**Task goal:** Locate the lines of the listing below that hold "nturn", then copy each of them.

[start]

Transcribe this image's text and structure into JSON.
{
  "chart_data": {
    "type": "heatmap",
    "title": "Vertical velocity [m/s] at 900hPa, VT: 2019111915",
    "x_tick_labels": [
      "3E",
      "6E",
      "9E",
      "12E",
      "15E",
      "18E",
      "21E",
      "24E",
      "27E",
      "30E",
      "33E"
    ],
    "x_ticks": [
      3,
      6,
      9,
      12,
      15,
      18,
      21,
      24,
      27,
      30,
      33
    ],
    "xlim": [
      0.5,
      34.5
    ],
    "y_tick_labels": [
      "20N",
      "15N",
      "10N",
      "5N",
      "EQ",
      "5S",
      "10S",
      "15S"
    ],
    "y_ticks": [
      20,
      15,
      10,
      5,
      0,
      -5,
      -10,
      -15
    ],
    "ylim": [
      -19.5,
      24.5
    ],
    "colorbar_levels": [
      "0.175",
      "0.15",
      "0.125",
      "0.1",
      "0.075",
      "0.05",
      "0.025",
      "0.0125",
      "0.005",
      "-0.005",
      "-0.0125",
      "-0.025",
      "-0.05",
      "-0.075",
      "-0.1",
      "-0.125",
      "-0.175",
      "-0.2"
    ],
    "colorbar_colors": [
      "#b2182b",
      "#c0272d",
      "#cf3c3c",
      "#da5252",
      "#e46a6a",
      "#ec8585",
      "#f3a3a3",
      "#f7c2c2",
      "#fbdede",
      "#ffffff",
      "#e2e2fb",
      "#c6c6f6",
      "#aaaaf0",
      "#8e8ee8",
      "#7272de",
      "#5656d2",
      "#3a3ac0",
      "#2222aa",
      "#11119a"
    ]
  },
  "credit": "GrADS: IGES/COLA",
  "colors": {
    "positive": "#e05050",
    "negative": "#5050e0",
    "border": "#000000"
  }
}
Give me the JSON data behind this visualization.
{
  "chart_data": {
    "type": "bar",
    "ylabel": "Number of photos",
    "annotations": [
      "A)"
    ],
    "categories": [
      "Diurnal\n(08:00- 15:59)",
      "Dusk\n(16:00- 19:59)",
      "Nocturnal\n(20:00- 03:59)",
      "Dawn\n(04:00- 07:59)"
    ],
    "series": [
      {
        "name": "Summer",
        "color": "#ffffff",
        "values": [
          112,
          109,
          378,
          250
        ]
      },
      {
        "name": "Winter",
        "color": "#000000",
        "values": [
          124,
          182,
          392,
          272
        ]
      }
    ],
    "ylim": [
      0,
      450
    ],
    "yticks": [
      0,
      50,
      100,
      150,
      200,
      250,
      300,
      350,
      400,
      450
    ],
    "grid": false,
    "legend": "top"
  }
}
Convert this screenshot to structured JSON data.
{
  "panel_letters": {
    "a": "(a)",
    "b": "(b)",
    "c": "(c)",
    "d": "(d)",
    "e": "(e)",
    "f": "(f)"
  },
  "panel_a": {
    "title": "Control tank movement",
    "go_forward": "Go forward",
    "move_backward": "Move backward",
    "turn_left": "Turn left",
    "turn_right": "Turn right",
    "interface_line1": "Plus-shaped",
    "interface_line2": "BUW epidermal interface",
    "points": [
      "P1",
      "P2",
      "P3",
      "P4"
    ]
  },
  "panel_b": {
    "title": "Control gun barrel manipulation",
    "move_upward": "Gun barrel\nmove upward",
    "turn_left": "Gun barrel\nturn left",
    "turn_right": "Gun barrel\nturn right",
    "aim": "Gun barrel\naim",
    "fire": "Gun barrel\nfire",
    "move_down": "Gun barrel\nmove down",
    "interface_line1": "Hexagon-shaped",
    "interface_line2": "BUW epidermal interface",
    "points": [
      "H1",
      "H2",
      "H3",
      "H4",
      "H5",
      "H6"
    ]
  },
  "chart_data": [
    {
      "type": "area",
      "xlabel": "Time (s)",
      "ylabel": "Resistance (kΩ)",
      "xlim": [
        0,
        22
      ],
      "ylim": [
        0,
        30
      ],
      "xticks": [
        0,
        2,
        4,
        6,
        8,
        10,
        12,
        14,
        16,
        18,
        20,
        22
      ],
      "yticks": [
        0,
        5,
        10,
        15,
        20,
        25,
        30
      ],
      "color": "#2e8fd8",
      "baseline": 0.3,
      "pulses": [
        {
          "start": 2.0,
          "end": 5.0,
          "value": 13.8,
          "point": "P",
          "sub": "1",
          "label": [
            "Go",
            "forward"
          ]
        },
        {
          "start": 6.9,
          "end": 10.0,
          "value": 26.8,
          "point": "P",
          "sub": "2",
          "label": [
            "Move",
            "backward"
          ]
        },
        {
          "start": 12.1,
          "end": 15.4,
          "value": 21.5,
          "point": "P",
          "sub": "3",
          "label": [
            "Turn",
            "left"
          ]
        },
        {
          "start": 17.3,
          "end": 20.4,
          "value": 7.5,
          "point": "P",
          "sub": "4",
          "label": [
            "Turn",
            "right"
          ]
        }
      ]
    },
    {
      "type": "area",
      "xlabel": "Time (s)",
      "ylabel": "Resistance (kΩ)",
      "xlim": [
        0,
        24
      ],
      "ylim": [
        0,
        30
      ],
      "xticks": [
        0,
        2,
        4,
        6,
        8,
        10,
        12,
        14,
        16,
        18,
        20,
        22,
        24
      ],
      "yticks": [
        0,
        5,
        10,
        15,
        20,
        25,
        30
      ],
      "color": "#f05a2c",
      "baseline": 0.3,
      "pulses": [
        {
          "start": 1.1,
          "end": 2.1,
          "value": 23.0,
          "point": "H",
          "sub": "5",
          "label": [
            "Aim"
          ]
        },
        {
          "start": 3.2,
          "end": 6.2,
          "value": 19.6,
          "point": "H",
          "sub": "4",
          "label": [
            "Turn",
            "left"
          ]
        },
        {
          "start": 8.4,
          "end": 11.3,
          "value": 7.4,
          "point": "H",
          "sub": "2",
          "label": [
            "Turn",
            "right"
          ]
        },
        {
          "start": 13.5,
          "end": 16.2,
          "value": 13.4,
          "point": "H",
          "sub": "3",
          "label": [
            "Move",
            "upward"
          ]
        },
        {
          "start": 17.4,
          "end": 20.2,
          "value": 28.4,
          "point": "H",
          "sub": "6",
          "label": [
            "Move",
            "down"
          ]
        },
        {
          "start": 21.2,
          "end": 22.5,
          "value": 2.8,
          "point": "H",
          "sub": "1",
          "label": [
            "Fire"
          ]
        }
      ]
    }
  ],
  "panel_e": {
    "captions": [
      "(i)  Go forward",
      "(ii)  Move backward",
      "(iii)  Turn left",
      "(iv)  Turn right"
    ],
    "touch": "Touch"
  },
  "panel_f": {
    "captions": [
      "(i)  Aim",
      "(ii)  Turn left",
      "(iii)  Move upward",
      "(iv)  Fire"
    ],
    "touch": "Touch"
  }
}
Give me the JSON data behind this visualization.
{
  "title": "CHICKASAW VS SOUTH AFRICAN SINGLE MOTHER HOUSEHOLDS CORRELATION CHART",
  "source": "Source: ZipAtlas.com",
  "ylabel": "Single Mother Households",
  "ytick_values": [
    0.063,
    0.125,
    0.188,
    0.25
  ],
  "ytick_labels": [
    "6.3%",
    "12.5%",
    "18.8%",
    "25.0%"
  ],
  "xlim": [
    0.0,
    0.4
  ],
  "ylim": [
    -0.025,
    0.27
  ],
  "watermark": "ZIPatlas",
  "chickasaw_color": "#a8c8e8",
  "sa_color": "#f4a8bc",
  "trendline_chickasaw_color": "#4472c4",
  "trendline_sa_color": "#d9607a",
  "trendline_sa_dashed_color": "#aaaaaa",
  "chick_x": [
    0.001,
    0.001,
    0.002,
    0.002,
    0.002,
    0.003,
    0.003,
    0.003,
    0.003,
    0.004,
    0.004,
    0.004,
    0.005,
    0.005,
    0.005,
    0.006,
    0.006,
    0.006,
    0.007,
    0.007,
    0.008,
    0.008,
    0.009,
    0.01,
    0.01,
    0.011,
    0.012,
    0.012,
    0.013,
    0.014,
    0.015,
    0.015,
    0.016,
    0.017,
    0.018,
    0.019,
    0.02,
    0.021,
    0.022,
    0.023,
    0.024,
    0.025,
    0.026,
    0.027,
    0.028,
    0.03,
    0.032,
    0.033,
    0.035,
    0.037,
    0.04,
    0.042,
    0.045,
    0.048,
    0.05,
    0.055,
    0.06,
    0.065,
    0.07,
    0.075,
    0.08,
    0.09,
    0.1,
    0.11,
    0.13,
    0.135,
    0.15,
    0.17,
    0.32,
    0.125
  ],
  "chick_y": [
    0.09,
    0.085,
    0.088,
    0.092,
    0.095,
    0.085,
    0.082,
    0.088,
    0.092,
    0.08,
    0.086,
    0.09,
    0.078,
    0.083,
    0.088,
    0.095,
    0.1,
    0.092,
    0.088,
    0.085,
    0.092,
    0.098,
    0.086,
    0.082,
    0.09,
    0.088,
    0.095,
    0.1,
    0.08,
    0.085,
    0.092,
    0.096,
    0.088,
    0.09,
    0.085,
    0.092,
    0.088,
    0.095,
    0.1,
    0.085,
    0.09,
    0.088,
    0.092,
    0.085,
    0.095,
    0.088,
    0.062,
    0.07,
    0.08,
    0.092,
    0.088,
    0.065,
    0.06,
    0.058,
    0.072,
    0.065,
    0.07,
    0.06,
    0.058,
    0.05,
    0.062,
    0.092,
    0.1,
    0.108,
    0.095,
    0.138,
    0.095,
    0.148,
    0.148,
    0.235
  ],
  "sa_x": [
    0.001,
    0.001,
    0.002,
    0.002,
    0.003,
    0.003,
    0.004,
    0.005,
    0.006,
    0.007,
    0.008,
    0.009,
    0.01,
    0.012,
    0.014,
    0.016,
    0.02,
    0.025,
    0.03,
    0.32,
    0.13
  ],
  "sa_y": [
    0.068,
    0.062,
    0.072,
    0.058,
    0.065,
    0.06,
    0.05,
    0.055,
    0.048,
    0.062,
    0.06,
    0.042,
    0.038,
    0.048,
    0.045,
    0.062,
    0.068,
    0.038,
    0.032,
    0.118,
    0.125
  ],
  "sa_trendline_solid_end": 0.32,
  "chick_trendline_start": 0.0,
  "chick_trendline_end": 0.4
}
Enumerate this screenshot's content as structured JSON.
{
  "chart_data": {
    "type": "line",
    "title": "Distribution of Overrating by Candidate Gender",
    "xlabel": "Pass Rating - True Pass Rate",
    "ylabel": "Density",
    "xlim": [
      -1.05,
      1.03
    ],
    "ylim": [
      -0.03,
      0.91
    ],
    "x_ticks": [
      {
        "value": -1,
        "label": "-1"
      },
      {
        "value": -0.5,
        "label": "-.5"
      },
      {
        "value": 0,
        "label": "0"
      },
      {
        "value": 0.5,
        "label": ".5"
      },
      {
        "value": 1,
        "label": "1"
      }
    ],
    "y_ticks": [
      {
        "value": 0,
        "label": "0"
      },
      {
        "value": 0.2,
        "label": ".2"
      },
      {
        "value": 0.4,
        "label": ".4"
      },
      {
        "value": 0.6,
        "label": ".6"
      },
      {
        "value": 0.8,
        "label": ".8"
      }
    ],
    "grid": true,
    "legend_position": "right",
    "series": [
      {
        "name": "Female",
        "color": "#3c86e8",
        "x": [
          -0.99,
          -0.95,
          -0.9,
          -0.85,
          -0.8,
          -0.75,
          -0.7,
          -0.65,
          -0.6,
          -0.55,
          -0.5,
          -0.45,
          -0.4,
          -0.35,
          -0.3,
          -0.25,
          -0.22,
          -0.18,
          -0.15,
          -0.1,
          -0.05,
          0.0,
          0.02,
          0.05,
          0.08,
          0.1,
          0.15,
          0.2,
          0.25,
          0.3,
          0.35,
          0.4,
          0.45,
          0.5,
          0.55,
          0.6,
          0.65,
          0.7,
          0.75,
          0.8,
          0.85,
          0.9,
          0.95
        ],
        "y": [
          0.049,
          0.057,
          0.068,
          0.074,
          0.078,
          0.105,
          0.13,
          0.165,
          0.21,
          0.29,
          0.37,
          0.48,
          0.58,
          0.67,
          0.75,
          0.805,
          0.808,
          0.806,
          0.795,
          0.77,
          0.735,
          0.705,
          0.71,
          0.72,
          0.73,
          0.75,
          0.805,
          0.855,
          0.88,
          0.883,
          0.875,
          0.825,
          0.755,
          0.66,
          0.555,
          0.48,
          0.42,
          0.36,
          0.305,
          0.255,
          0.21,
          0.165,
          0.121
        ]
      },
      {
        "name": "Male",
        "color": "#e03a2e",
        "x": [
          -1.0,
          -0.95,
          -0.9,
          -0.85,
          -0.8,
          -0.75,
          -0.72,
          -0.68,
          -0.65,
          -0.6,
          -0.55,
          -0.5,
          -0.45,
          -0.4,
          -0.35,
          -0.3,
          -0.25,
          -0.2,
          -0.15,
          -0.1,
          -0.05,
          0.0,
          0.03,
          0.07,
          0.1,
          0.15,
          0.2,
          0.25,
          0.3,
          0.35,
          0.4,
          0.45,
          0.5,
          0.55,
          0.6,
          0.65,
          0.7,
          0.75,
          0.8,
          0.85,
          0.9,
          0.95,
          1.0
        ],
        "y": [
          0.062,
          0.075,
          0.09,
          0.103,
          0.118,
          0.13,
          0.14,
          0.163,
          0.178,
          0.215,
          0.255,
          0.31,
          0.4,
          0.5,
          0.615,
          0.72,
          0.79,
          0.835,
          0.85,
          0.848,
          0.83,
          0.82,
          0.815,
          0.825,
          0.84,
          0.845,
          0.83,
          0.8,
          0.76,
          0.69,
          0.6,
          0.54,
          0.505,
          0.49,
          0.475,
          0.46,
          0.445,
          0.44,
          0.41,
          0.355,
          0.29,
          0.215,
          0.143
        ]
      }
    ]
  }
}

[end]

**Task answer:**
    "turn_left": "Gun barrel\nturn left",
    "turn_right": "Gun barrel\nturn right",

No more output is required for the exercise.